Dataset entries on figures
##############################
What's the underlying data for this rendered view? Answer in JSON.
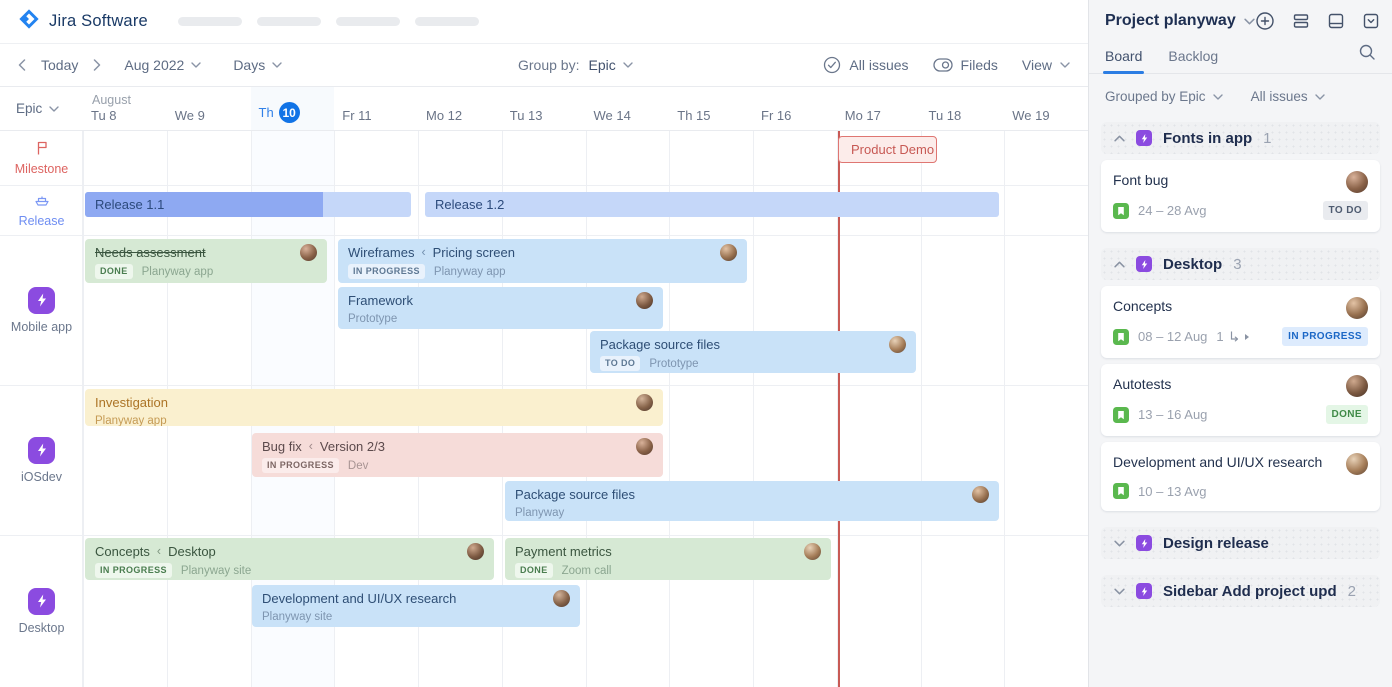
{
  "app": {
    "logo_text": "Jira Software"
  },
  "toolbar": {
    "today_label": "Today",
    "month_value": "Aug 2022",
    "zoom_value": "Days",
    "group_by_label": "Group by:",
    "group_by_value": "Epic",
    "all_issues_label": "All issues",
    "fields_label": "Fileds",
    "view_label": "View"
  },
  "timeline": {
    "epic_filter_label": "Epic",
    "month_label": "August",
    "today_index": 2,
    "days": [
      {
        "dow": "Tu",
        "num": "8"
      },
      {
        "dow": "We",
        "num": "9"
      },
      {
        "dow": "Th",
        "num": "10"
      },
      {
        "dow": "Fr",
        "num": "11"
      },
      {
        "dow": "Mo",
        "num": "12"
      },
      {
        "dow": "Tu",
        "num": "13"
      },
      {
        "dow": "We",
        "num": "14"
      },
      {
        "dow": "Th",
        "num": "15"
      },
      {
        "dow": "Fr",
        "num": "16"
      },
      {
        "dow": "Mo",
        "num": "17"
      },
      {
        "dow": "Tu",
        "num": "18"
      },
      {
        "dow": "We",
        "num": "19"
      }
    ],
    "row_labels": {
      "milestone": "Milestone",
      "release": "Release",
      "epics": [
        "Mobile app",
        "iOSdev",
        "Desktop"
      ]
    },
    "milestone": {
      "label": "Product Demo"
    },
    "releases": [
      {
        "label": "Release 1.1"
      },
      {
        "label": "Release 1.2"
      }
    ],
    "bars": [
      {
        "title": "Needs assessment",
        "badge": "DONE",
        "subtitle": "Planyway app",
        "color": "green",
        "strike": true
      },
      {
        "title": "Wireframes",
        "title2": "Pricing screen",
        "badge": "IN PROGRESS",
        "subtitle": "Planyway app",
        "color": "blue"
      },
      {
        "title": "Framework",
        "subtitle": "Prototype",
        "color": "blue"
      },
      {
        "title": "Package source files",
        "badge": "TO DO",
        "subtitle": "Prototype",
        "color": "blue"
      },
      {
        "title": "Investigation",
        "subtitle": "Planyway app",
        "color": "yellow"
      },
      {
        "title": "Bug fix",
        "title2": "Version 2/3",
        "badge": "IN PROGRESS",
        "subtitle": "Dev",
        "color": "pink"
      },
      {
        "title": "Package source files",
        "subtitle": "Planyway",
        "color": "blue"
      },
      {
        "title": "Concepts",
        "title2": "Desktop",
        "badge": "IN PROGRESS",
        "subtitle": "Planyway site",
        "color": "green"
      },
      {
        "title": "Payment metrics",
        "badge": "DONE",
        "subtitle": "Zoom call",
        "color": "green"
      },
      {
        "title": "Development and UI/UX research",
        "subtitle": "Planyway site",
        "color": "blue"
      }
    ]
  },
  "sidebar": {
    "project_title": "Project planyway",
    "tabs": [
      {
        "label": "Board",
        "active": true
      },
      {
        "label": "Backlog",
        "active": false
      }
    ],
    "filters": {
      "grouped_by": "Grouped by Epic",
      "issues": "All issues"
    },
    "sections": [
      {
        "title": "Fonts in app",
        "count": "1",
        "collapsed": false,
        "cards": [
          {
            "title": "Font bug",
            "date": "24 – 28 Avg",
            "badge": "TO DO",
            "badge_type": "todo"
          }
        ]
      },
      {
        "title": "Desktop",
        "count": "3",
        "collapsed": false,
        "cards": [
          {
            "title": "Concepts",
            "date": "08 – 12 Aug",
            "extra": "1",
            "badge": "IN PROGRESS",
            "badge_type": "inprogress"
          },
          {
            "title": "Autotests",
            "date": "13 – 16 Aug",
            "badge": "DONE",
            "badge_type": "done"
          },
          {
            "title": "Development and UI/UX research",
            "date": "10 – 13 Avg"
          }
        ]
      },
      {
        "title": "Design release",
        "count": "",
        "collapsed": true,
        "cards": []
      },
      {
        "title": "Sidebar Add project upd",
        "count": "2",
        "collapsed": true,
        "cards": []
      }
    ]
  },
  "colors": {
    "accent_blue": "#1173e6",
    "epic_purple": "#8b4be0",
    "story_green": "#5ab84e",
    "milestone_red": "#c85a55",
    "release_bar": "#c5d7f9",
    "release_bar_progress": "#8ea9f2"
  },
  "icons": [
    "jira-logo-icon",
    "chevron-left-icon",
    "chevron-right-icon",
    "chevron-down-icon",
    "chevron-up-icon",
    "check-circle-icon",
    "toggle-icon",
    "flag-icon",
    "ship-icon",
    "bolt-icon",
    "plus-circle-icon",
    "rows-icon",
    "panel-icon",
    "box-chevron-icon",
    "search-icon",
    "story-bookmark-icon",
    "subtask-icon",
    "caret-right-icon"
  ]
}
##############################
What this task involves:
How many of the lines in the listing above hold the word "Development"? Report only that figure.

Result of this exercise:
2